> _Opdracht_:
Welke gemiddelde zwemsnelheid van glasaal is volgens de leestekst gekozen om de vangsten in Figuur 4-34 op elkaar af te stemmen?

> _Leestekst_:
- - - - - - -
Figuur 4-31 Zwemsnelheden voor glasaal teruggevangen achter de vispassage te Halfweg, voor de groepen alen afkomstig van de beide uitzetlocaties in IJmuiden. Diagramweergave van Tabel 6.

Figuur 4-32 Boxplot van gemiddelde zwemsnelheden voor glasaal voor de diverse groepen en

uitzetlocaties. De zwemsnelheid is bepaald op basis van dagelijkse terugvangsten bij Halfweg. Voor de ‘buitengroep’ is een afgelegde afstand van 18 km aangehouden en voor de ‘binnengroep’ 15,4 km.

Figuur 4-33 Verband tussen de gemiddelde zwemsnelheid en de gemiddelde watertemperatuur op het Noordzeekanaal voor de acht groepen die met VIE-tags zijn uitgezet aan weerszijden van de zeesluizen.

4.2.3

Timing

In Figuur 4-34 zijn de vangsten van de locaties groepsgewijze in een grafiek gezet, waarbij de vangdata van de stroomopwaartse locatie(s) zijn vervroegd ten opzichte van de andere locatie(s) in de grafiek, rekening houdend met de afstand en de gemiddelde zwemsnelheid van glasaal (zie 4.2.2). Op deze wijze worden de cohorten ongeveer in het gelid gezet, zodat het verloop van de vangsten tussen de locaties kan worden vergeleken. Als gemiddelde zwemsnelheid is gekozen die van de met VIE-tag gemerkte glasaal, uitgezet in de Buitenhaven IJmuiden en teruggevangen bij Halfweg: 801 m/dag. De alen die in IJmuiden aan de binnenzijde zijn uitgezet zwemmen gemiddeld langzamer, bijvoorbeeld doordat ze meer tijd nodig hebben om zich na uitzet te oriënteren. Hierdoor vormen zij een minder goede referentie. In Bijlage 4 staan dezelfde grafieken, maar daar zijn de terugvangsten uitgesplitst op kleurcode, wat nog wat extra informatie geeft. In Bijlage 5 zijn alle vangstgegevens nog eens samen met de debieten in een grafiek gezet.
- - - - - - -
> _Gegevens_:
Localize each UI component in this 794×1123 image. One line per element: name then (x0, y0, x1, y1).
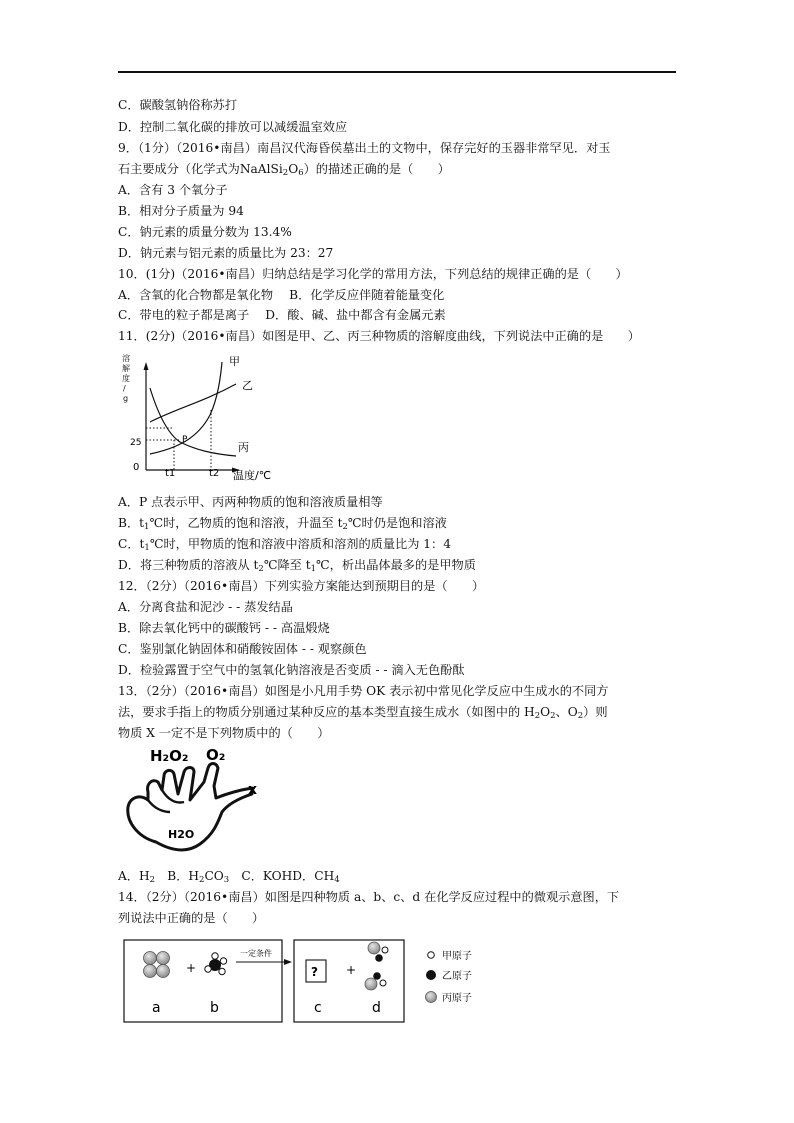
- - - - - - -
> _Antwoord opdracht_:
801 m/dag: de snelheid van de met een VIE-tag gemerkte glasaal die in de Buitenhaven IJmuiden is uitgezet en bij Halfweg is teruggevangen.